TASK DETAILS:
Check every line for the word "this" and give the number of lines where it occurs, nothing else.

SUPPLIED RECORDS:

= = = =

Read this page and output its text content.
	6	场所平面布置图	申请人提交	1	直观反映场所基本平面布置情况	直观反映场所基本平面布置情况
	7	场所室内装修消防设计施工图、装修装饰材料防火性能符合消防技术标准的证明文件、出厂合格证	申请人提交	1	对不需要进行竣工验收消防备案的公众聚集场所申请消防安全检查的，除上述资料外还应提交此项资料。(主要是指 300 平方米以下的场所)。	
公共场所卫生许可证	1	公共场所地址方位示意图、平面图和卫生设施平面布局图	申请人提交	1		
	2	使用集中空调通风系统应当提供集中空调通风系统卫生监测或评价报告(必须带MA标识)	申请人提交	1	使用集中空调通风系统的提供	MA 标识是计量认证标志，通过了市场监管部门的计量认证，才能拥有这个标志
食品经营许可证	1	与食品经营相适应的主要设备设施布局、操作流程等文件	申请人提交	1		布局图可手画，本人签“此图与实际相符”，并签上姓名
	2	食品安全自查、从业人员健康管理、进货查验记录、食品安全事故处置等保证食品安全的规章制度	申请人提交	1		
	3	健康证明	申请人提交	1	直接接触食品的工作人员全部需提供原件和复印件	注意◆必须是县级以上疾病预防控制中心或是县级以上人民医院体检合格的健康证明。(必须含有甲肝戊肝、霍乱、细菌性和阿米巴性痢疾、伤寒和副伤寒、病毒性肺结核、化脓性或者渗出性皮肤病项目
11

= = = =

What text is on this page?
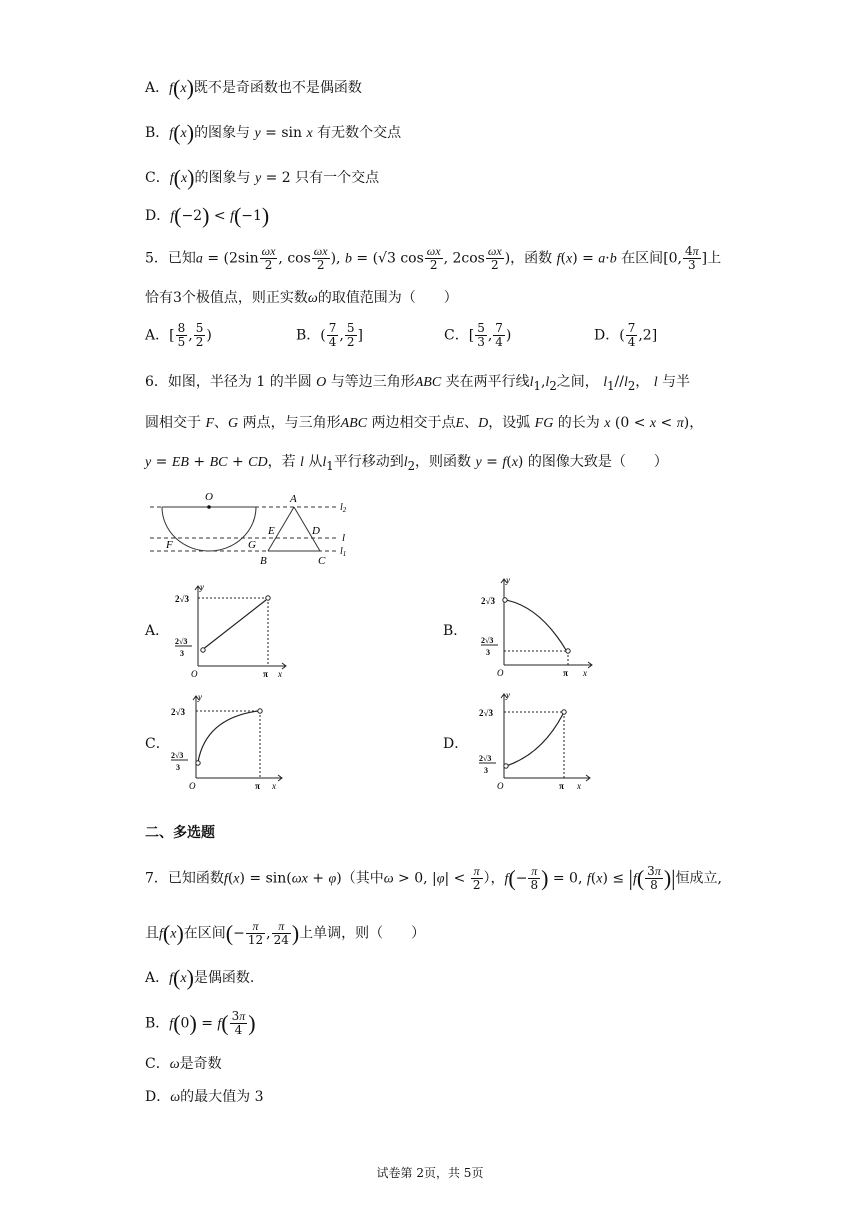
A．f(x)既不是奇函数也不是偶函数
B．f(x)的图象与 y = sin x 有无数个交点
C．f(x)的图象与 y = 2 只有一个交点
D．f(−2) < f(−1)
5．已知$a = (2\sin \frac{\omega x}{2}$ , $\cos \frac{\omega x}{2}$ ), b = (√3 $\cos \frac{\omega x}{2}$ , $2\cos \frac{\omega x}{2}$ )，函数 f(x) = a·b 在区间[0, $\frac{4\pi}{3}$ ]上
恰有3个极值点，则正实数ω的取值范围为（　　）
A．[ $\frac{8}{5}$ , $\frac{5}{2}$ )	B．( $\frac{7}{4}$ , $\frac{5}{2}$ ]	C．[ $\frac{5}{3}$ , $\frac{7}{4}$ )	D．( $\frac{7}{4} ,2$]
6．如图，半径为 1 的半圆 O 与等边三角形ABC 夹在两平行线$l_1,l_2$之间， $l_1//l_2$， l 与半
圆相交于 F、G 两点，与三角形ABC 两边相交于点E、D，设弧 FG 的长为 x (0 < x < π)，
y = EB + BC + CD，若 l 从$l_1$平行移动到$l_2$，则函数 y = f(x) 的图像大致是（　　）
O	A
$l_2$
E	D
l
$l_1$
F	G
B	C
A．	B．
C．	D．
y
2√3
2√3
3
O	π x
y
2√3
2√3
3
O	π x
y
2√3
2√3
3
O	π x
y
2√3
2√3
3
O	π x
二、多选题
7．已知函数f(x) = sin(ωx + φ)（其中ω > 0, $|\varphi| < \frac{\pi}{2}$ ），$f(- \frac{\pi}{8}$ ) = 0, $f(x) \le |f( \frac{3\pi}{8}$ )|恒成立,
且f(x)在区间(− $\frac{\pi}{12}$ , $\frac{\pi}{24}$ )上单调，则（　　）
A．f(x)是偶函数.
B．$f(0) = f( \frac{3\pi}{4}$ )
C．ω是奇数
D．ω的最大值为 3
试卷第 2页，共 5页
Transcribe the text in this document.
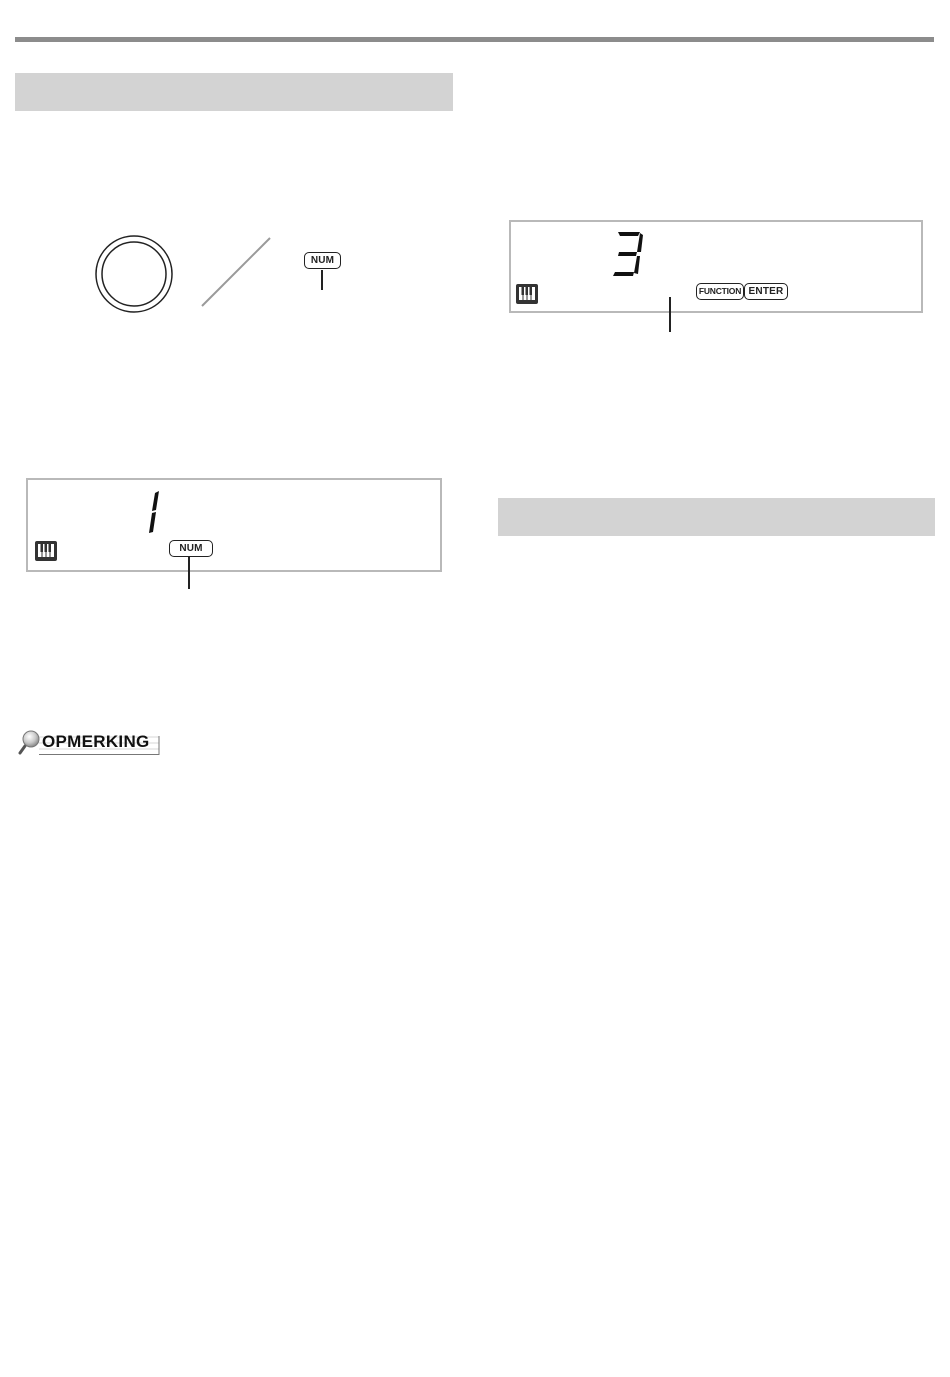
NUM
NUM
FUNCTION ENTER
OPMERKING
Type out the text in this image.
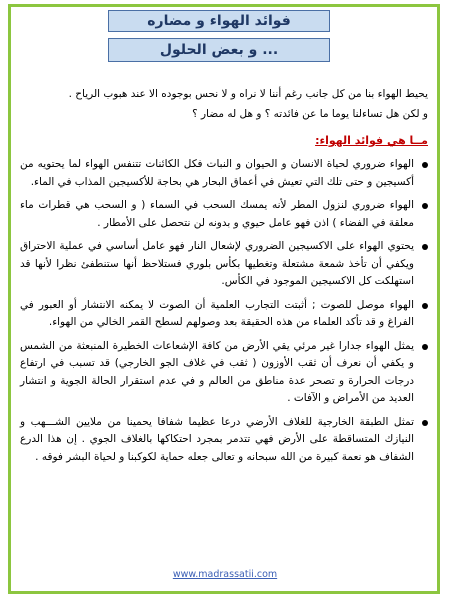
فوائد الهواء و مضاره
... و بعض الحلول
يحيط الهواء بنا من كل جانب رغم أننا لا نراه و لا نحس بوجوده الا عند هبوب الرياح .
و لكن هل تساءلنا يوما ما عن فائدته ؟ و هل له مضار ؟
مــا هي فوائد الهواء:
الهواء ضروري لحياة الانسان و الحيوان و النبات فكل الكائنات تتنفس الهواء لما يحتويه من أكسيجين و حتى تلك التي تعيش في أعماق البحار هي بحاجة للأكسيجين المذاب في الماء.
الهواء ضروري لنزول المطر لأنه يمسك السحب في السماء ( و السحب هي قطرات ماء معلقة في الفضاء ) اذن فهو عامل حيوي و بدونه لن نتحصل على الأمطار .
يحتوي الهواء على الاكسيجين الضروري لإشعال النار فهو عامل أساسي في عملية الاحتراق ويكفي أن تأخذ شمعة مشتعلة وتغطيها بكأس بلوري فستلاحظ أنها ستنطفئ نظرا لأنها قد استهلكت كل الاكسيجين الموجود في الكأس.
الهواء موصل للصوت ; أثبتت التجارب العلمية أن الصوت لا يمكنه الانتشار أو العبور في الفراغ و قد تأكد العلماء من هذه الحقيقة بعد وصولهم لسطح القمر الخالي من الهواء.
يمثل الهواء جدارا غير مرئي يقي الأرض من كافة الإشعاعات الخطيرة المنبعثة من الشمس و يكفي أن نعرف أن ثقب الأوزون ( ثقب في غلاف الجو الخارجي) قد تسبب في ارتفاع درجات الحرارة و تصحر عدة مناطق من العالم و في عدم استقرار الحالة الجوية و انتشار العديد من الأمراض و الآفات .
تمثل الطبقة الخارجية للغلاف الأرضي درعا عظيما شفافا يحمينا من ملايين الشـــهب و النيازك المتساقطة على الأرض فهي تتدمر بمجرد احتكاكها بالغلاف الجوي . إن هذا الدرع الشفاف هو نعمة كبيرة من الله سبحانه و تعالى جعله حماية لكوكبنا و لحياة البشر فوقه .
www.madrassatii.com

= = = =

CORRECT RESPONSE:
4